■ Your task:
Please print all of the material below, word for word.

[START]

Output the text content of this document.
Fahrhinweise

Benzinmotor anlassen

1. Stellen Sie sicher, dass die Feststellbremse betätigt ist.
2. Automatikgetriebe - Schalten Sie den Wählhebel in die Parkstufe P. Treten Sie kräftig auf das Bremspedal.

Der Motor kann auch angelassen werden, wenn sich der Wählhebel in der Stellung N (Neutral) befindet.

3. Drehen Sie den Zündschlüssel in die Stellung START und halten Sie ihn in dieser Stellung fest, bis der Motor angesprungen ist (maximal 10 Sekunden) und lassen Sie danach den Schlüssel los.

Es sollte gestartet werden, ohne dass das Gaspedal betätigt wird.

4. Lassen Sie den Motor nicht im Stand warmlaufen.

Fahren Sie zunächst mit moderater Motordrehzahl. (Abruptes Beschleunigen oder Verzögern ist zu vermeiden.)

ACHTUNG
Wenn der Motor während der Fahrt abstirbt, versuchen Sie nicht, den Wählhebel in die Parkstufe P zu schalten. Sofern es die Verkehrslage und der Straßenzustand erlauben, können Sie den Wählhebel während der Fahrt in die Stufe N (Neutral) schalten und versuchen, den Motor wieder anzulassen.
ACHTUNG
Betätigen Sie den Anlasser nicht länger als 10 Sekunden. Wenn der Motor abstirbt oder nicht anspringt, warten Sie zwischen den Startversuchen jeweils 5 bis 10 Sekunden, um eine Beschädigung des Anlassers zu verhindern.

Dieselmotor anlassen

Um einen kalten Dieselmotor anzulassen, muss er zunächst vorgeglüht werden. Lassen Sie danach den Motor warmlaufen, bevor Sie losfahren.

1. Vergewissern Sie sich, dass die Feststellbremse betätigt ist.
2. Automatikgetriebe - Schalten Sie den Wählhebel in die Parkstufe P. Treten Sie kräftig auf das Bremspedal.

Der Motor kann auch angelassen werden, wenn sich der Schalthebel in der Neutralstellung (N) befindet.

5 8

[END]

■ Task result:
Output the text content of this document.
Fahrhinweise

Benzinmotor anlassen

1. Stellen Sie sicher, dass die Feststellbremse betätigt ist.
2. Automatikgetriebe - Schalten Sie den Wählhebel in die Parkstufe P. Treten Sie kräftig auf das Bremspedal.

Der Motor kann auch angelassen werden, wenn sich der Wählhebel in der Stellung N (Neutral) befindet.

3. Drehen Sie den Zündschlüssel in die Stellung START und halten Sie ihn in dieser Stellung fest, bis der Motor angesprungen ist (maximal 10 Sekunden) und lassen Sie danach den Schlüssel los.

Es sollte gestartet werden, ohne dass das Gaspedal betätigt wird.

4. Lassen Sie den Motor nicht im Stand warmlaufen.

Fahren Sie zunächst mit moderater Motordrehzahl. (Abruptes Beschleunigen oder Verzögern ist zu vermeiden.)

ACHTUNG
Wenn der Motor während der Fahrt abstirbt, versuchen Sie nicht, den Wählhebel in die Parkstufe P zu schalten. Sofern es die Verkehrslage und der Straßenzustand erlauben, können Sie den Wählhebel während der Fahrt in die Stufe N (Neutral) schalten und versuchen, den Motor wieder anzulassen.
ACHTUNG
Betätigen Sie den Anlasser nicht länger als 10 Sekunden. Wenn der Motor abstirbt oder nicht anspringt, warten Sie zwischen den Startversuchen jeweils 5 bis 10 Sekunden, um eine Beschädigung des Anlassers zu verhindern.

Dieselmotor anlassen

Um einen kalten Dieselmotor anzulassen, muss er zunächst vorgeglüht werden. Lassen Sie danach den Motor warmlaufen, bevor Sie losfahren.

1. Vergewissern Sie sich, dass die Feststellbremse betätigt ist.
2. Automatikgetriebe - Schalten Sie den Wählhebel in die Parkstufe P. Treten Sie kräftig auf das Bremspedal.

Der Motor kann auch angelassen werden, wenn sich der Schalthebel in der Neutralstellung (N) befindet.

5 8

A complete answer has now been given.